* [Your instructions]
Copy everything in the listing below word for word, apart from any images.

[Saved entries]
## Start

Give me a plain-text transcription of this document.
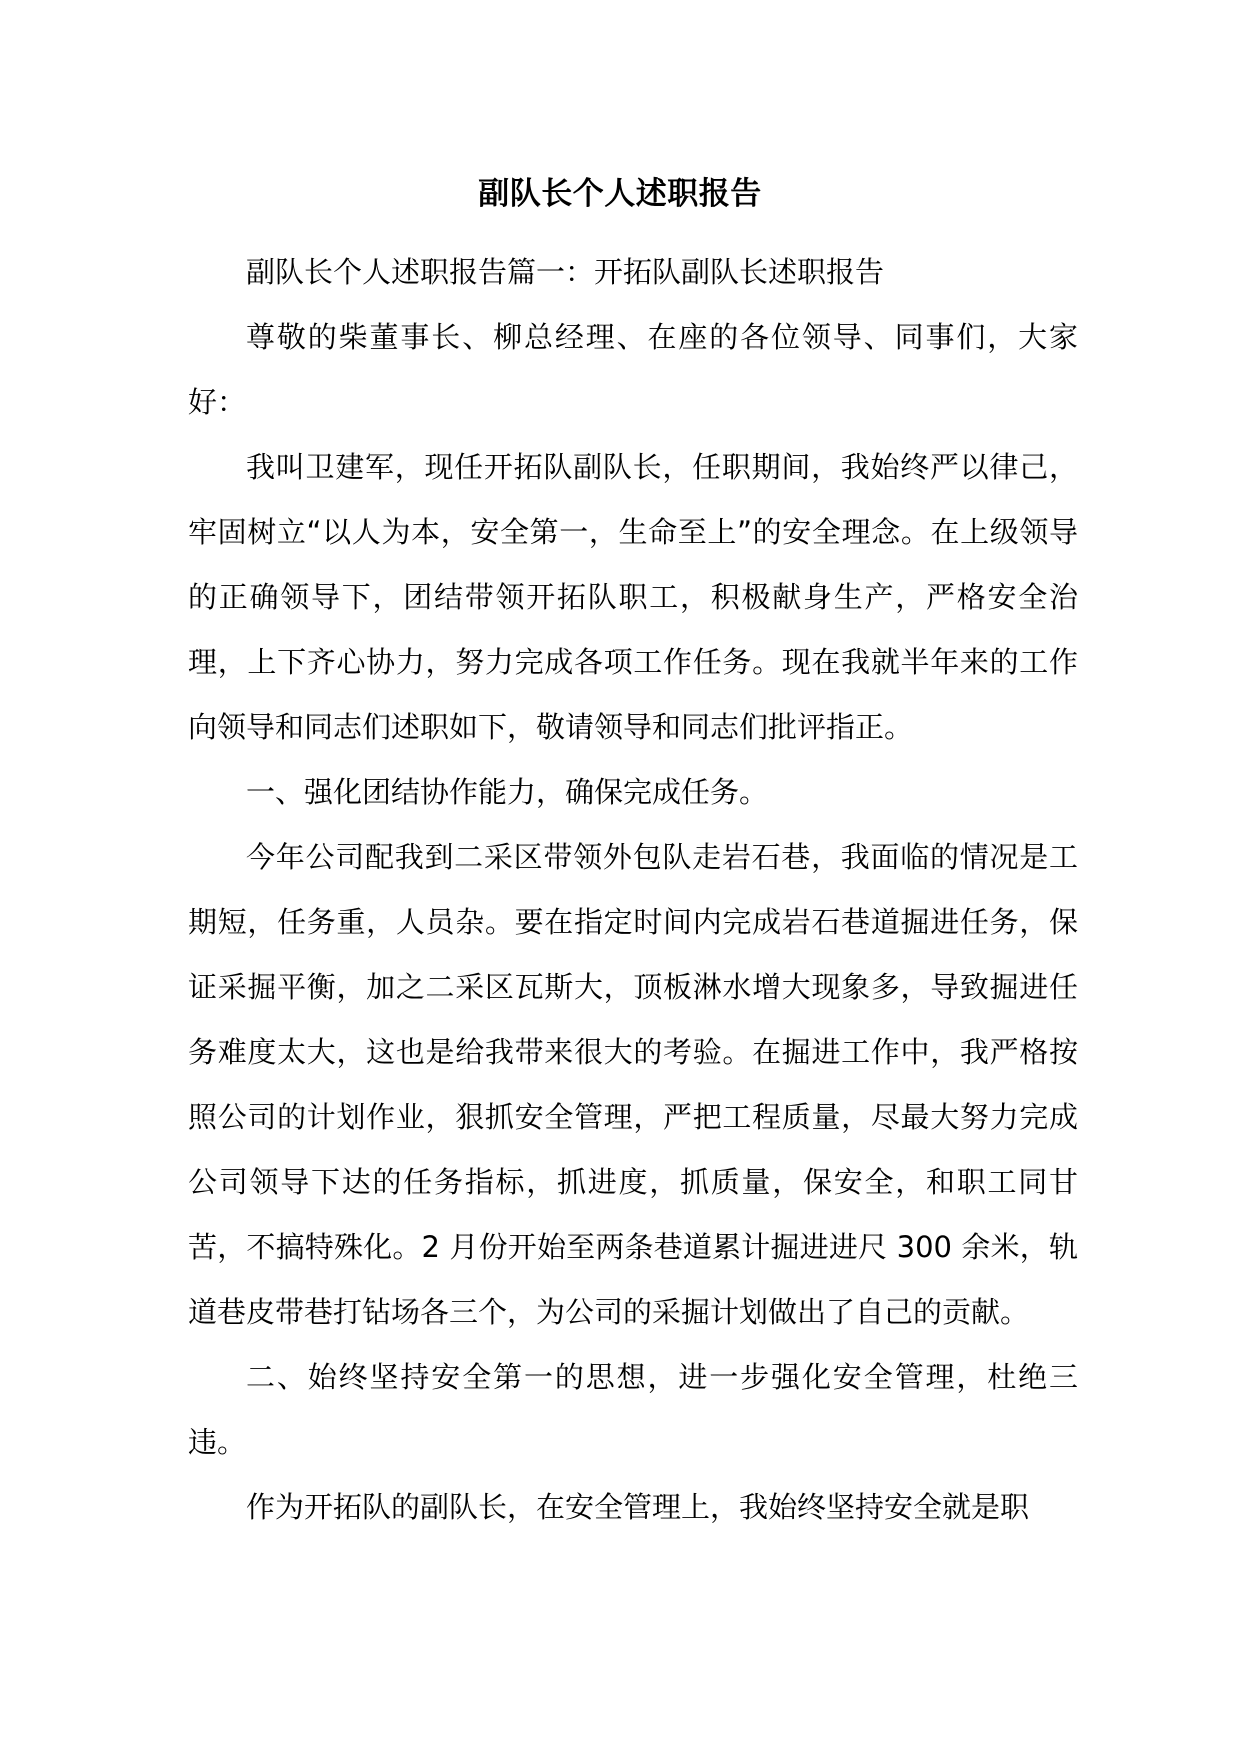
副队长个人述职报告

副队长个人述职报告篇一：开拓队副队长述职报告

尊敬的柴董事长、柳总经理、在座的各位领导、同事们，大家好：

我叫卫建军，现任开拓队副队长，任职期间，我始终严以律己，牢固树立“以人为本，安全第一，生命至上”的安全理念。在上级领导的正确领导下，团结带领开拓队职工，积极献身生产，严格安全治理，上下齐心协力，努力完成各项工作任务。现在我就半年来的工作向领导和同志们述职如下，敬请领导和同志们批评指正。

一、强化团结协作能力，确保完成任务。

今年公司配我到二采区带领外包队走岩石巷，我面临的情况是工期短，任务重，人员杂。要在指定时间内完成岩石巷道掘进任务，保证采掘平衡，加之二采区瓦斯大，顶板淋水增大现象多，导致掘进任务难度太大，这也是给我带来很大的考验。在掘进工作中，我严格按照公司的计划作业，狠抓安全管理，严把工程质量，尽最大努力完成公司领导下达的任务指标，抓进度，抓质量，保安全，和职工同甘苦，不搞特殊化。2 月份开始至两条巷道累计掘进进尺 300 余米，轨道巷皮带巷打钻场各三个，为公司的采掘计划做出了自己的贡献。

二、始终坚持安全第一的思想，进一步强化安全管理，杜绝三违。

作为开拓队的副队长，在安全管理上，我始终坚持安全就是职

## End

* [Exercise result]
Give me a plain-text transcription of this document.
副队长个人述职报告

副队长个人述职报告篇一：开拓队副队长述职报告

尊敬的柴董事长、柳总经理、在座的各位领导、同事们，大家好：

我叫卫建军，现任开拓队副队长，任职期间，我始终严以律己，牢固树立“以人为本，安全第一，生命至上”的安全理念。在上级领导的正确领导下，团结带领开拓队职工，积极献身生产，严格安全治理，上下齐心协力，努力完成各项工作任务。现在我就半年来的工作向领导和同志们述职如下，敬请领导和同志们批评指正。

一、强化团结协作能力，确保完成任务。

今年公司配我到二采区带领外包队走岩石巷，我面临的情况是工期短，任务重，人员杂。要在指定时间内完成岩石巷道掘进任务，保证采掘平衡，加之二采区瓦斯大，顶板淋水增大现象多，导致掘进任务难度太大，这也是给我带来很大的考验。在掘进工作中，我严格按照公司的计划作业，狠抓安全管理，严把工程质量，尽最大努力完成公司领导下达的任务指标，抓进度，抓质量，保安全，和职工同甘苦，不搞特殊化。2 月份开始至两条巷道累计掘进进尺 300 余米，轨道巷皮带巷打钻场各三个，为公司的采掘计划做出了自己的贡献。

二、始终坚持安全第一的思想，进一步强化安全管理，杜绝三违。

作为开拓队的副队长，在安全管理上，我始终坚持安全就是职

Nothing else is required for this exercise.